● **Exercise**: Which lines hold the word "Java"? Copy each one.

Recorded data
____________
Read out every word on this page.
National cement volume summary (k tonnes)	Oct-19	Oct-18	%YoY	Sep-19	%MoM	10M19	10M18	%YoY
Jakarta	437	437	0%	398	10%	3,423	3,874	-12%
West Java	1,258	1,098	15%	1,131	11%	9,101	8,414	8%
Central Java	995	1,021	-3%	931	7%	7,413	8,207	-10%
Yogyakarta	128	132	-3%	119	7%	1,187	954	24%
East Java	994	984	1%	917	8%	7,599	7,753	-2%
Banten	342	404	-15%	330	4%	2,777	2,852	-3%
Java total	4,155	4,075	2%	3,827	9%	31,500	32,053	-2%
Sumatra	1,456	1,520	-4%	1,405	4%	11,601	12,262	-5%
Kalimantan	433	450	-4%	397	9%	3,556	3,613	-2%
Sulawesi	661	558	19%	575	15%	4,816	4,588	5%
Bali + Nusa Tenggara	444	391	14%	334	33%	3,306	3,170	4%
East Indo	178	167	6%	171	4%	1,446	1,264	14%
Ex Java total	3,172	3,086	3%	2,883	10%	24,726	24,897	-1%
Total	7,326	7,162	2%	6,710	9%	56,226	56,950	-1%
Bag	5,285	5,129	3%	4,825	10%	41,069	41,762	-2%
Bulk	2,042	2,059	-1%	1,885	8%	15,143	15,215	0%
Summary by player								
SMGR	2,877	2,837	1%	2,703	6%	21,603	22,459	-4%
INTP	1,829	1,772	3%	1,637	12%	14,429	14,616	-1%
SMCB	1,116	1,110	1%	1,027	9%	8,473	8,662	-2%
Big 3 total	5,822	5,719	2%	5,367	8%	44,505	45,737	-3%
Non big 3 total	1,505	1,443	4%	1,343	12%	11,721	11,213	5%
____________
● **Result of the exercise**:
West Java	1,258	1,098	15%	1,131	11%	9,101	8,414	8%
Central Java	995	1,021	-3%	931	7%	7,413	8,207	-10%
East Java	994	984	1%	917	8%	7,599	7,753	-2%
Java total	4,155	4,075	2%	3,827	9%	31,500	32,053	-2%
Ex Java total	3,172	3,086	3%	2,883	10%	24,726	24,897	-1%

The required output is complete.